● Work instructions
Go through the lines below. Copy those with "особливості".

____

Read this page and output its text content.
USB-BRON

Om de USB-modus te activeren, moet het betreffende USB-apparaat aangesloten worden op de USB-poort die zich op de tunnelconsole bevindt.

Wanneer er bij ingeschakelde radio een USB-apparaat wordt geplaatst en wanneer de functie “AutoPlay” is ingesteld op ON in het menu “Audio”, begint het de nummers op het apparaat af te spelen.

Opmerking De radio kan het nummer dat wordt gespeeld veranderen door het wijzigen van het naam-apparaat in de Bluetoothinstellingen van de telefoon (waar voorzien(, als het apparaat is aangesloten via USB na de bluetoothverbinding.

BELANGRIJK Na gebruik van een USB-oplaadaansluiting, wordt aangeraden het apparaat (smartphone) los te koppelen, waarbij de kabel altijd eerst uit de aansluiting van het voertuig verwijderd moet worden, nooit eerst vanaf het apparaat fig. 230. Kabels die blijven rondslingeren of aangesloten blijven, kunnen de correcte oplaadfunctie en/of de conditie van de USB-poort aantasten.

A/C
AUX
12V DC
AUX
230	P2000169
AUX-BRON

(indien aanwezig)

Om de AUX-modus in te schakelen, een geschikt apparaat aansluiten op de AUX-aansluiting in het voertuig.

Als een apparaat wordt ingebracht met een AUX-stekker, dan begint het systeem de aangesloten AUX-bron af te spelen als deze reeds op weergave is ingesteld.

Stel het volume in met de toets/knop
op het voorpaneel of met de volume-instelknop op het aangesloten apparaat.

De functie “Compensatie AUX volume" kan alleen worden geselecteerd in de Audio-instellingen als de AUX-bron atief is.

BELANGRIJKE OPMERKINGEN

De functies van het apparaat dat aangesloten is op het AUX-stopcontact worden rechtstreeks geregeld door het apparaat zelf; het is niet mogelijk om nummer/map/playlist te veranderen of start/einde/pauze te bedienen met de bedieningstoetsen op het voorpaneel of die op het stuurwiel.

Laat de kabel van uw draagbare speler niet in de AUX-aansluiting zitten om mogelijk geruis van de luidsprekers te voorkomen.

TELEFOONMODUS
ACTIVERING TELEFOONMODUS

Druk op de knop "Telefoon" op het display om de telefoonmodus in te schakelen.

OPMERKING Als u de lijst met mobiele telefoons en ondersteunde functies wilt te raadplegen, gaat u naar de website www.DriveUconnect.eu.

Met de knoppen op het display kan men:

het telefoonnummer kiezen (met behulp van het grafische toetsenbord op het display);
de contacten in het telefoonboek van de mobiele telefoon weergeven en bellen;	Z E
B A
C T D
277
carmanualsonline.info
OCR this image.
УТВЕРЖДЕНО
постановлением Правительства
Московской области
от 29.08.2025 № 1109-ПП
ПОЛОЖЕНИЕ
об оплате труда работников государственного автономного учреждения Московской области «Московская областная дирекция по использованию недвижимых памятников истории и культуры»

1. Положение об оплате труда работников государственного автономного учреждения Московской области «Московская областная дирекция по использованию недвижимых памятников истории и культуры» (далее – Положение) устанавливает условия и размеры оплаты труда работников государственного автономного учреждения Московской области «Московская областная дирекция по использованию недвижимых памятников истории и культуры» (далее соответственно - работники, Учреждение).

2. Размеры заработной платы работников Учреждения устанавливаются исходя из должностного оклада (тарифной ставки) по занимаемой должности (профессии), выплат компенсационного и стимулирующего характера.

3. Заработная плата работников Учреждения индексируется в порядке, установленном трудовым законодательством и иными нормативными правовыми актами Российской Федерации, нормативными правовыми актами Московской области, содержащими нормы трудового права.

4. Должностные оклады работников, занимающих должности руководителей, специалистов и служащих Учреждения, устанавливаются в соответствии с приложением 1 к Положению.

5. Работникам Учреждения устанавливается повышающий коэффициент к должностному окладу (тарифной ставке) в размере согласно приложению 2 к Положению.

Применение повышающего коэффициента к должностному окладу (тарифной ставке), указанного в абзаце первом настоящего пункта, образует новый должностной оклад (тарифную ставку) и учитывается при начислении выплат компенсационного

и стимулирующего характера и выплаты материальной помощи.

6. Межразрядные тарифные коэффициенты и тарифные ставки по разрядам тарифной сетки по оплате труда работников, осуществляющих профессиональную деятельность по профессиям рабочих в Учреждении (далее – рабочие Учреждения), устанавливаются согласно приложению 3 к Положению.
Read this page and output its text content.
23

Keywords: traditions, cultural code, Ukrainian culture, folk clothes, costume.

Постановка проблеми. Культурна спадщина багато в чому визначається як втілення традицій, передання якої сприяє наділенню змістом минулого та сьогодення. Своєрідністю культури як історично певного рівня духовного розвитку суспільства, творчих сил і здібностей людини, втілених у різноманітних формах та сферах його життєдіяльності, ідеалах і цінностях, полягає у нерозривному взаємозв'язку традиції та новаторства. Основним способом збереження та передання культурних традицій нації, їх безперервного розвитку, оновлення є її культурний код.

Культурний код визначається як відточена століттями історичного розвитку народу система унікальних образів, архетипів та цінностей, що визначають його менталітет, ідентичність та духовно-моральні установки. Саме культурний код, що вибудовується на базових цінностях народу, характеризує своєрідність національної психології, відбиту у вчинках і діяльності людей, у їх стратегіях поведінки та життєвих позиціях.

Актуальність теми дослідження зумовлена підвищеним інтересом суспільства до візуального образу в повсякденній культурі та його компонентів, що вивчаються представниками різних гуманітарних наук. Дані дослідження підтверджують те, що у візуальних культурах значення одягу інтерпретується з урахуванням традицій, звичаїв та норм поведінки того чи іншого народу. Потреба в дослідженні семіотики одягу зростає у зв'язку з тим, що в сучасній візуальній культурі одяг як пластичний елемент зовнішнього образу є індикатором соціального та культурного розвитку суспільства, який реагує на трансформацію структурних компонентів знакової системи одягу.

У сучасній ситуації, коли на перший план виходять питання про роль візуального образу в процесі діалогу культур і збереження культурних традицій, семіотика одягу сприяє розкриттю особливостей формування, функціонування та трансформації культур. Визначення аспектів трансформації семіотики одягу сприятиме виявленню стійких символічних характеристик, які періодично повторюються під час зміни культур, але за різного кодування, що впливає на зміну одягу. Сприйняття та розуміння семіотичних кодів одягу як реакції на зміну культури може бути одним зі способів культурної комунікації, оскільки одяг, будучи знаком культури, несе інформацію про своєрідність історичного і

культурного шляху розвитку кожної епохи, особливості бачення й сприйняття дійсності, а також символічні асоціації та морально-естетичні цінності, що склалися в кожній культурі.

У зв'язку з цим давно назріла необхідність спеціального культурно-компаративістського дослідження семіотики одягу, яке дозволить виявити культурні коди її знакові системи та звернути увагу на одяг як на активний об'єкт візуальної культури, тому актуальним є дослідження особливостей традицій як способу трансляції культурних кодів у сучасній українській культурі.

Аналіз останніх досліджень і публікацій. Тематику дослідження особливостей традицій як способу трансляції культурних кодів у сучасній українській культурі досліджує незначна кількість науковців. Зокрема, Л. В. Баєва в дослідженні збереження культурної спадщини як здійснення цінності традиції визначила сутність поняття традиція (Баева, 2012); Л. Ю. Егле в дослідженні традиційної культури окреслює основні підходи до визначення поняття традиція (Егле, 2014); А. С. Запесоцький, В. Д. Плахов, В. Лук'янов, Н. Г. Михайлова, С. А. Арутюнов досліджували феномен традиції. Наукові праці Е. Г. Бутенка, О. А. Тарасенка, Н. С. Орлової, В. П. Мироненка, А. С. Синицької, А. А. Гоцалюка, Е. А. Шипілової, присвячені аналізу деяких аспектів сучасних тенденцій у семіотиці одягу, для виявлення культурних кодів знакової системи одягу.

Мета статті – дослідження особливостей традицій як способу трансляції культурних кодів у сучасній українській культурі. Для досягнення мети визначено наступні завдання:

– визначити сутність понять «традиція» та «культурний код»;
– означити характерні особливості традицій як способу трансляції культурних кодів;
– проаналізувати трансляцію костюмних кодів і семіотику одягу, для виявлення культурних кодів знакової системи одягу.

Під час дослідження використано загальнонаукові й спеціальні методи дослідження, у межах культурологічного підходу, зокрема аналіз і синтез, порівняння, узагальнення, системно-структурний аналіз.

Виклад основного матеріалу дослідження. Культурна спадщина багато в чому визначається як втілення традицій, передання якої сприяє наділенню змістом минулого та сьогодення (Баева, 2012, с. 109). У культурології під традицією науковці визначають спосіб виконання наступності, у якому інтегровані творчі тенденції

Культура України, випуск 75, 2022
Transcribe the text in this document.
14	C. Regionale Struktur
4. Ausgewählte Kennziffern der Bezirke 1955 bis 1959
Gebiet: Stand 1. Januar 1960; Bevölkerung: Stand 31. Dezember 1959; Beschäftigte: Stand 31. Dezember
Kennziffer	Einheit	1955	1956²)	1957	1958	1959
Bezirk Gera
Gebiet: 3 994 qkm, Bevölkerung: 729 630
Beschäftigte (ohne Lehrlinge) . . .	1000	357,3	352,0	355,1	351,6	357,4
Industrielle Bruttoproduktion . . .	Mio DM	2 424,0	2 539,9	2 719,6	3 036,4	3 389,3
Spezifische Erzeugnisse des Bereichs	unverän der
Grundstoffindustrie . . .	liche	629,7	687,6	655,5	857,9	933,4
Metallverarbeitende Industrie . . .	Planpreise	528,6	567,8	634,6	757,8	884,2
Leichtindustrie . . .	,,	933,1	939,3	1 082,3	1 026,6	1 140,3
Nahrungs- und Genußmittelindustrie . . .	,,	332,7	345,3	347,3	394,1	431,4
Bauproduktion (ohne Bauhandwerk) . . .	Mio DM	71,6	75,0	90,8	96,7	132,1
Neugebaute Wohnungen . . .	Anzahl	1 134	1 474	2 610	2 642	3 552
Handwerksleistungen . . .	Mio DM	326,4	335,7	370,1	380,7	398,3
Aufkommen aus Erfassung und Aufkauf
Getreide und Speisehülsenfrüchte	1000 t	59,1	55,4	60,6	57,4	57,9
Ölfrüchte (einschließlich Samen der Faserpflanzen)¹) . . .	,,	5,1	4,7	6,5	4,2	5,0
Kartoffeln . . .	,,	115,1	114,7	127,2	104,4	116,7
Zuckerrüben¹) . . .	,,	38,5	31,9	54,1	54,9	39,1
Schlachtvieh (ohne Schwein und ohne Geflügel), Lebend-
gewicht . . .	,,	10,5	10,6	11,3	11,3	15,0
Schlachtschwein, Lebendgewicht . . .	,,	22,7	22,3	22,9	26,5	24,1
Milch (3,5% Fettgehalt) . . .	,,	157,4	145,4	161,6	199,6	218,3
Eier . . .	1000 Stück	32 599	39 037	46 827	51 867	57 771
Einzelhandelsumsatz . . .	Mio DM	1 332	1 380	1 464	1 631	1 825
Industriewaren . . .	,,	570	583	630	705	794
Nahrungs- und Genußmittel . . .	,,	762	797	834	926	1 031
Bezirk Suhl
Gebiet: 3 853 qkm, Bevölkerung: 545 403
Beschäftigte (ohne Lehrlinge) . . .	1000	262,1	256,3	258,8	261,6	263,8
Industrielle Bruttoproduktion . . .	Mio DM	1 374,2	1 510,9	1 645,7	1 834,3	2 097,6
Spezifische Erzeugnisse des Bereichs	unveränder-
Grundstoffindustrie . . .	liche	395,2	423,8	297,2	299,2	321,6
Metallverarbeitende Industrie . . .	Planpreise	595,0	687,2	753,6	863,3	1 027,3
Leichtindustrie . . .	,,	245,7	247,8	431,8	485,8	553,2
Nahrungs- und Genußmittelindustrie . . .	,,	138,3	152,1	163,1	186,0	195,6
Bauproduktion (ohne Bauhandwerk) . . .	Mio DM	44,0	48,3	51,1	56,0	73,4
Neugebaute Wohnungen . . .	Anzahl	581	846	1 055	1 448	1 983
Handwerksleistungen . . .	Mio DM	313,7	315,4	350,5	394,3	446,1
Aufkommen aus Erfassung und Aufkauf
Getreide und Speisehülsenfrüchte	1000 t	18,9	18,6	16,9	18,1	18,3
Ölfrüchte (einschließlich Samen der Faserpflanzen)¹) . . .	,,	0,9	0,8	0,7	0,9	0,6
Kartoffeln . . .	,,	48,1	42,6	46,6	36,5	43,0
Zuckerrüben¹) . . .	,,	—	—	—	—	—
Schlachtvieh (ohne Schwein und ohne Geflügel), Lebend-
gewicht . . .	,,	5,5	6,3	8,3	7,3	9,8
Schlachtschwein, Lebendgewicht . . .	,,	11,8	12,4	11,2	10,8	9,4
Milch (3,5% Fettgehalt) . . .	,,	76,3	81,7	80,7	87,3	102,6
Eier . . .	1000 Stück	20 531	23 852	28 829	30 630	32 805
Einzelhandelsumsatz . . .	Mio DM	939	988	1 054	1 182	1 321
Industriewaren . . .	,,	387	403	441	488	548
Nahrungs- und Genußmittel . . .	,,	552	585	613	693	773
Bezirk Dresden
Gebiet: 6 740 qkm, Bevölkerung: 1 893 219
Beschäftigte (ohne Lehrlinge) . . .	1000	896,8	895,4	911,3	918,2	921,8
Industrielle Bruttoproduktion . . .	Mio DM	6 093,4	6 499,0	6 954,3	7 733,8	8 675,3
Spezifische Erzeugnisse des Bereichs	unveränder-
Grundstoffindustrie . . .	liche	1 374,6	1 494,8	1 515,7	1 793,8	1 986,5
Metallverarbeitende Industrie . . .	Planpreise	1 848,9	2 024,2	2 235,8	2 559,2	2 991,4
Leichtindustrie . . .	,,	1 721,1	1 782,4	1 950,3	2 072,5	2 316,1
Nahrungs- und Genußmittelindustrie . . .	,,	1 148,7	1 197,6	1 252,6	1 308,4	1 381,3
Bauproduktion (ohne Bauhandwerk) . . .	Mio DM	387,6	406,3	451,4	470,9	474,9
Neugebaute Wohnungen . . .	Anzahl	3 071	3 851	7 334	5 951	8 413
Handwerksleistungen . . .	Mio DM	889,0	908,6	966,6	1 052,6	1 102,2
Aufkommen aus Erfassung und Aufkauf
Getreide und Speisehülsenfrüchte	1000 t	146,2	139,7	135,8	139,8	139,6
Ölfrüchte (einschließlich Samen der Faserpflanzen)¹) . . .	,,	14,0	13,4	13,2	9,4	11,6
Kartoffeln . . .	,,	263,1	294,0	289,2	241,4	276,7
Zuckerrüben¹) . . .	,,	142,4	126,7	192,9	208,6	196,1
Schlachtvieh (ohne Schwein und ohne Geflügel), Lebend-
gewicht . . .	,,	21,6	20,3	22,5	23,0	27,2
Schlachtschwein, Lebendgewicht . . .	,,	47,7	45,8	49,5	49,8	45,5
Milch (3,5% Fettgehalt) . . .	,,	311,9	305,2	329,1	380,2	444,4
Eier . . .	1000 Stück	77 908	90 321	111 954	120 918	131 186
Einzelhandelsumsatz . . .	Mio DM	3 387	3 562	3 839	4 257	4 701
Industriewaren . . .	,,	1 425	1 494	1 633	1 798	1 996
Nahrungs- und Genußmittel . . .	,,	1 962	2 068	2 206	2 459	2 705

____

● Task solution
культурного шляху розвитку кожної епохи, особливості бачення й сприйняття дійсності, а також символічні асоціації та морально-естетичні цінності, що склалися в кожній культурі.
– означити характерні особливості традицій як способу трансляції культурних кодів;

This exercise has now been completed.